Figure content listings

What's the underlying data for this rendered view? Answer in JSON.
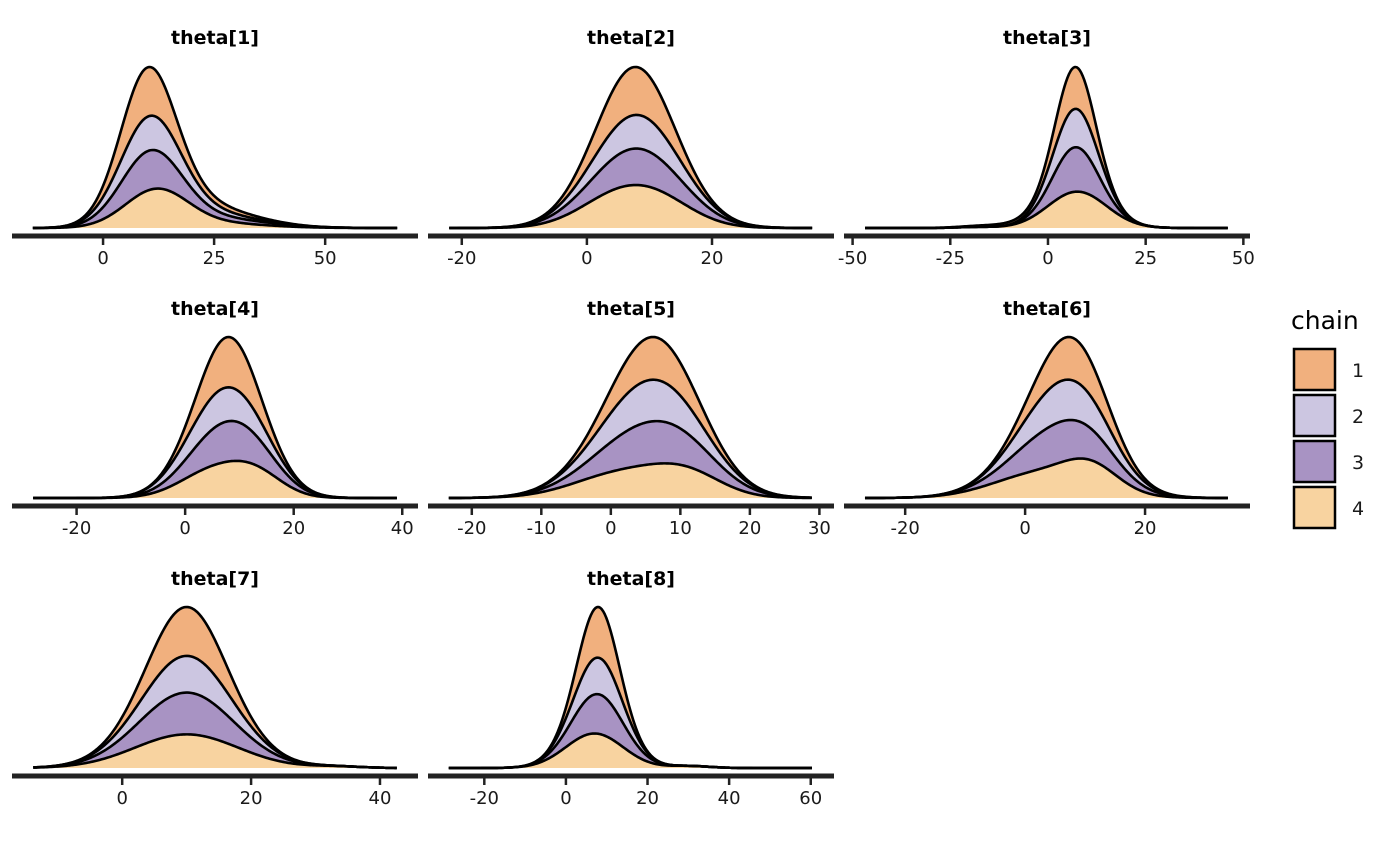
{
  "legend": {
    "title": "chain",
    "items": [
      {
        "label": "1",
        "color": "#F1B07E"
      },
      {
        "label": "2",
        "color": "#CCC6E1"
      },
      {
        "label": "3",
        "color": "#A893C3"
      },
      {
        "label": "4",
        "color": "#F8D3A0"
      }
    ]
  },
  "chart_data": [
    {
      "type": "area",
      "stacked": true,
      "title": "theta[1]",
      "xlabel": "",
      "ylabel": "",
      "xlim": [
        -20.5,
        70.9
      ],
      "ticks": [
        0,
        25,
        50
      ],
      "tick_labels": [
        "0",
        "25",
        "50"
      ],
      "density_range": [
        -15.8,
        66.2
      ],
      "series": [
        {
          "name": "1",
          "components": [
            [
              9.5,
              5.5,
              48
            ],
            [
              22,
              10,
              6
            ]
          ]
        },
        {
          "name": "2",
          "components": [
            [
              10,
              6.5,
              33
            ],
            [
              22,
              10,
              5
            ]
          ]
        },
        {
          "name": "3",
          "components": [
            [
              10,
              6.5,
              38
            ],
            [
              24,
              12,
              5
            ]
          ]
        },
        {
          "name": "4",
          "components": [
            [
              12,
              7,
              38
            ],
            [
              25,
              11,
              5
            ]
          ]
        }
      ]
    },
    {
      "type": "area",
      "stacked": true,
      "title": "theta[2]",
      "xlabel": "",
      "ylabel": "",
      "xlim": [
        -25.4,
        39.5
      ],
      "ticks": [
        -20,
        0,
        20
      ],
      "tick_labels": [
        "-20",
        "0",
        "20"
      ],
      "density_range": [
        -22,
        36
      ],
      "series": [
        {
          "name": "1",
          "components": [
            [
              7.5,
              5.5,
              50
            ]
          ]
        },
        {
          "name": "2",
          "components": [
            [
              8,
              6.5,
              35
            ]
          ]
        },
        {
          "name": "3",
          "components": [
            [
              8,
              7,
              38
            ]
          ]
        },
        {
          "name": "4",
          "components": [
            [
              4,
              6,
              25
            ],
            [
              11,
              6,
              28
            ]
          ]
        }
      ]
    },
    {
      "type": "area",
      "stacked": true,
      "title": "theta[3]",
      "xlabel": "",
      "ylabel": "",
      "xlim": [
        -52.2,
        51.7
      ],
      "ticks": [
        -50,
        -25,
        0,
        25,
        50
      ],
      "tick_labels": [
        "-50",
        "-25",
        "0",
        "25",
        "50"
      ],
      "density_range": [
        -46.8,
        46
      ],
      "series": [
        {
          "name": "1",
          "components": [
            [
              7,
              4.5,
              40
            ],
            [
              -5,
              10,
              3
            ]
          ]
        },
        {
          "name": "2",
          "components": [
            [
              7,
              5.5,
              38
            ]
          ]
        },
        {
          "name": "3",
          "components": [
            [
              7,
              5.5,
              44
            ]
          ]
        },
        {
          "name": "4",
          "components": [
            [
              7.5,
              7.5,
              36
            ],
            [
              -18,
              5,
              1
            ]
          ]
        }
      ]
    },
    {
      "type": "area",
      "stacked": true,
      "title": "theta[4]",
      "xlabel": "",
      "ylabel": "",
      "xlim": [
        -31.9,
        42.9
      ],
      "ticks": [
        -20,
        0,
        20,
        40
      ],
      "tick_labels": [
        "-20",
        "0",
        "20",
        "40"
      ],
      "density_range": [
        -28,
        39
      ],
      "series": [
        {
          "name": "1",
          "components": [
            [
              8,
              5,
              50
            ]
          ]
        },
        {
          "name": "2",
          "components": [
            [
              7,
              6.5,
              34
            ]
          ]
        },
        {
          "name": "3",
          "components": [
            [
              8,
              6.5,
              40
            ]
          ]
        },
        {
          "name": "4",
          "components": [
            [
              5,
              6,
              26
            ],
            [
              13,
              5,
              22
            ]
          ]
        }
      ]
    },
    {
      "type": "area",
      "stacked": true,
      "title": "theta[5]",
      "xlabel": "",
      "ylabel": "",
      "xlim": [
        -26.3,
        32.1
      ],
      "ticks": [
        -20,
        -10,
        0,
        10,
        20,
        30
      ],
      "tick_labels": [
        "-20",
        "-10",
        "0",
        "10",
        "20",
        "30"
      ],
      "density_range": [
        -23.3,
        28.9
      ],
      "series": [
        {
          "name": "1",
          "components": [
            [
              6,
              5.5,
              42
            ]
          ]
        },
        {
          "name": "2",
          "components": [
            [
              5.5,
              6.5,
              41
            ]
          ]
        },
        {
          "name": "3",
          "components": [
            [
              6,
              7,
              42
            ]
          ]
        },
        {
          "name": "4",
          "components": [
            [
              2,
              7,
              25
            ],
            [
              11,
              5,
              20
            ]
          ]
        }
      ]
    },
    {
      "type": "area",
      "stacked": true,
      "title": "theta[6]",
      "xlabel": "",
      "ylabel": "",
      "xlim": [
        -30.2,
        37.5
      ],
      "ticks": [
        -20,
        0,
        20
      ],
      "tick_labels": [
        "-20",
        "0",
        "20"
      ],
      "density_range": [
        -26.7,
        33.8
      ],
      "series": [
        {
          "name": "1",
          "components": [
            [
              7.5,
              5.5,
              42
            ]
          ]
        },
        {
          "name": "2",
          "components": [
            [
              6.5,
              6.5,
              40
            ]
          ]
        },
        {
          "name": "3",
          "components": [
            [
              6,
              7,
              40
            ]
          ]
        },
        {
          "name": "4",
          "components": [
            [
              3,
              8,
              25
            ],
            [
              11,
              4.5,
              22
            ]
          ]
        }
      ]
    },
    {
      "type": "area",
      "stacked": true,
      "title": "theta[7]",
      "xlabel": "",
      "ylabel": "",
      "xlim": [
        -17.1,
        45.9
      ],
      "ticks": [
        0,
        20,
        40
      ],
      "tick_labels": [
        "0",
        "20",
        "40"
      ],
      "density_range": [
        -13.8,
        42.6
      ],
      "series": [
        {
          "name": "1",
          "components": [
            [
              10,
              5.5,
              48
            ]
          ]
        },
        {
          "name": "2",
          "components": [
            [
              10,
              6.5,
              36
            ]
          ]
        },
        {
          "name": "3",
          "components": [
            [
              10,
              7,
              41
            ]
          ]
        },
        {
          "name": "4",
          "components": [
            [
              10,
              8,
              33
            ],
            [
              33,
              4,
              1.5
            ]
          ]
        }
      ]
    },
    {
      "type": "area",
      "stacked": true,
      "title": "theta[8]",
      "xlabel": "",
      "ylabel": "",
      "xlim": [
        -33.8,
        65.7
      ],
      "ticks": [
        -20,
        0,
        20,
        40,
        60
      ],
      "tick_labels": [
        "-20",
        "0",
        "20",
        "40",
        "60"
      ],
      "density_range": [
        -28.7,
        60.3
      ],
      "series": [
        {
          "name": "1",
          "components": [
            [
              8,
              4.5,
              50
            ]
          ]
        },
        {
          "name": "2",
          "components": [
            [
              8,
              5.5,
              36
            ]
          ]
        },
        {
          "name": "3",
          "components": [
            [
              8,
              6,
              39
            ]
          ]
        },
        {
          "name": "4",
          "components": [
            [
              7,
              7,
              34
            ],
            [
              30,
              5,
              2
            ]
          ]
        }
      ]
    }
  ]
}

▶ Problem description:
Copy the data word for word. Pictures do not go in the copy.

▶ The answer:
What's the underlying data for this rendered view? Answer in JSON.
{
  "legend": {
    "title": "chain",
    "items": [
      {
        "label": "1",
        "color": "#F1B07E"
      },
      {
        "label": "2",
        "color": "#CCC6E1"
      },
      {
        "label": "3",
        "color": "#A893C3"
      },
      {
        "label": "4",
        "color": "#F8D3A0"
      }
    ]
  },
  "chart_data": [
    {
      "type": "area",
      "stacked": true,
      "title": "theta[1]",
      "xlabel": "",
      "ylabel": "",
      "xlim": [
        -20.5,
        70.9
      ],
      "ticks": [
        0,
        25,
        50
      ],
      "tick_labels": [
        "0",
        "25",
        "50"
      ],
      "density_range": [
        -15.8,
        66.2
      ],
      "series": [
        {
          "name": "1",
          "components": [
            [
              9.5,
              5.5,
              48
            ],
            [
              22,
              10,
              6
            ]
          ]
        },
        {
          "name": "2",
          "components": [
            [
              10,
              6.5,
              33
            ],
            [
              22,
              10,
              5
            ]
          ]
        },
        {
          "name": "3",
          "components": [
            [
              10,
              6.5,
              38
            ],
            [
              24,
              12,
              5
            ]
          ]
        },
        {
          "name": "4",
          "components": [
            [
              12,
              7,
              38
            ],
            [
              25,
              11,
              5
            ]
          ]
        }
      ]
    },
    {
      "type": "area",
      "stacked": true,
      "title": "theta[2]",
      "xlabel": "",
      "ylabel": "",
      "xlim": [
        -25.4,
        39.5
      ],
      "ticks": [
        -20,
        0,
        20
      ],
      "tick_labels": [
        "-20",
        "0",
        "20"
      ],
      "density_range": [
        -22,
        36
      ],
      "series": [
        {
          "name": "1",
          "components": [
            [
              7.5,
              5.5,
              50
            ]
          ]
        },
        {
          "name": "2",
          "components": [
            [
              8,
              6.5,
              35
            ]
          ]
        },
        {
          "name": "3",
          "components": [
            [
              8,
              7,
              38
            ]
          ]
        },
        {
          "name": "4",
          "components": [
            [
              4,
              6,
              25
            ],
            [
              11,
              6,
              28
            ]
          ]
        }
      ]
    },
    {
      "type": "area",
      "stacked": true,
      "title": "theta[3]",
      "xlabel": "",
      "ylabel": "",
      "xlim": [
        -52.2,
        51.7
      ],
      "ticks": [
        -50,
        -25,
        0,
        25,
        50
      ],
      "tick_labels": [
        "-50",
        "-25",
        "0",
        "25",
        "50"
      ],
      "density_range": [
        -46.8,
        46
      ],
      "series": [
        {
          "name": "1",
          "components": [
            [
              7,
              4.5,
              40
            ],
            [
              -5,
              10,
              3
            ]
          ]
        },
        {
          "name": "2",
          "components": [
            [
              7,
              5.5,
              38
            ]
          ]
        },
        {
          "name": "3",
          "components": [
            [
              7,
              5.5,
              44
            ]
          ]
        },
        {
          "name": "4",
          "components": [
            [
              7.5,
              7.5,
              36
            ],
            [
              -18,
              5,
              1
            ]
          ]
        }
      ]
    },
    {
      "type": "area",
      "stacked": true,
      "title": "theta[4]",
      "xlabel": "",
      "ylabel": "",
      "xlim": [
        -31.9,
        42.9
      ],
      "ticks": [
        -20,
        0,
        20,
        40
      ],
      "tick_labels": [
        "-20",
        "0",
        "20",
        "40"
      ],
      "density_range": [
        -28,
        39
      ],
      "series": [
        {
          "name": "1",
          "components": [
            [
              8,
              5,
              50
            ]
          ]
        },
        {
          "name": "2",
          "components": [
            [
              7,
              6.5,
              34
            ]
          ]
        },
        {
          "name": "3",
          "components": [
            [
              8,
              6.5,
              40
            ]
          ]
        },
        {
          "name": "4",
          "components": [
            [
              5,
              6,
              26
            ],
            [
              13,
              5,
              22
            ]
          ]
        }
      ]
    },
    {
      "type": "area",
      "stacked": true,
      "title": "theta[5]",
      "xlabel": "",
      "ylabel": "",
      "xlim": [
        -26.3,
        32.1
      ],
      "ticks": [
        -20,
        -10,
        0,
        10,
        20,
        30
      ],
      "tick_labels": [
        "-20",
        "-10",
        "0",
        "10",
        "20",
        "30"
      ],
      "density_range": [
        -23.3,
        28.9
      ],
      "series": [
        {
          "name": "1",
          "components": [
            [
              6,
              5.5,
              42
            ]
          ]
        },
        {
          "name": "2",
          "components": [
            [
              5.5,
              6.5,
              41
            ]
          ]
        },
        {
          "name": "3",
          "components": [
            [
              6,
              7,
              42
            ]
          ]
        },
        {
          "name": "4",
          "components": [
            [
              2,
              7,
              25
            ],
            [
              11,
              5,
              20
            ]
          ]
        }
      ]
    },
    {
      "type": "area",
      "stacked": true,
      "title": "theta[6]",
      "xlabel": "",
      "ylabel": "",
      "xlim": [
        -30.2,
        37.5
      ],
      "ticks": [
        -20,
        0,
        20
      ],
      "tick_labels": [
        "-20",
        "0",
        "20"
      ],
      "density_range": [
        -26.7,
        33.8
      ],
      "series": [
        {
          "name": "1",
          "components": [
            [
              7.5,
              5.5,
              42
            ]
          ]
        },
        {
          "name": "2",
          "components": [
            [
              6.5,
              6.5,
              40
            ]
          ]
        },
        {
          "name": "3",
          "components": [
            [
              6,
              7,
              40
            ]
          ]
        },
        {
          "name": "4",
          "components": [
            [
              3,
              8,
              25
            ],
            [
              11,
              4.5,
              22
            ]
          ]
        }
      ]
    },
    {
      "type": "area",
      "stacked": true,
      "title": "theta[7]",
      "xlabel": "",
      "ylabel": "",
      "xlim": [
        -17.1,
        45.9
      ],
      "ticks": [
        0,
        20,
        40
      ],
      "tick_labels": [
        "0",
        "20",
        "40"
      ],
      "density_range": [
        -13.8,
        42.6
      ],
      "series": [
        {
          "name": "1",
          "components": [
            [
              10,
              5.5,
              48
            ]
          ]
        },
        {
          "name": "2",
          "components": [
            [
              10,
              6.5,
              36
            ]
          ]
        },
        {
          "name": "3",
          "components": [
            [
              10,
              7,
              41
            ]
          ]
        },
        {
          "name": "4",
          "components": [
            [
              10,
              8,
              33
            ],
            [
              33,
              4,
              1.5
            ]
          ]
        }
      ]
    },
    {
      "type": "area",
      "stacked": true,
      "title": "theta[8]",
      "xlabel": "",
      "ylabel": "",
      "xlim": [
        -33.8,
        65.7
      ],
      "ticks": [
        -20,
        0,
        20,
        40,
        60
      ],
      "tick_labels": [
        "-20",
        "0",
        "20",
        "40",
        "60"
      ],
      "density_range": [
        -28.7,
        60.3
      ],
      "series": [
        {
          "name": "1",
          "components": [
            [
              8,
              4.5,
              50
            ]
          ]
        },
        {
          "name": "2",
          "components": [
            [
              8,
              5.5,
              36
            ]
          ]
        },
        {
          "name": "3",
          "components": [
            [
              8,
              6,
              39
            ]
          ]
        },
        {
          "name": "4",
          "components": [
            [
              7,
              7,
              34
            ],
            [
              30,
              5,
              2
            ]
          ]
        }
      ]
    }
  ]
}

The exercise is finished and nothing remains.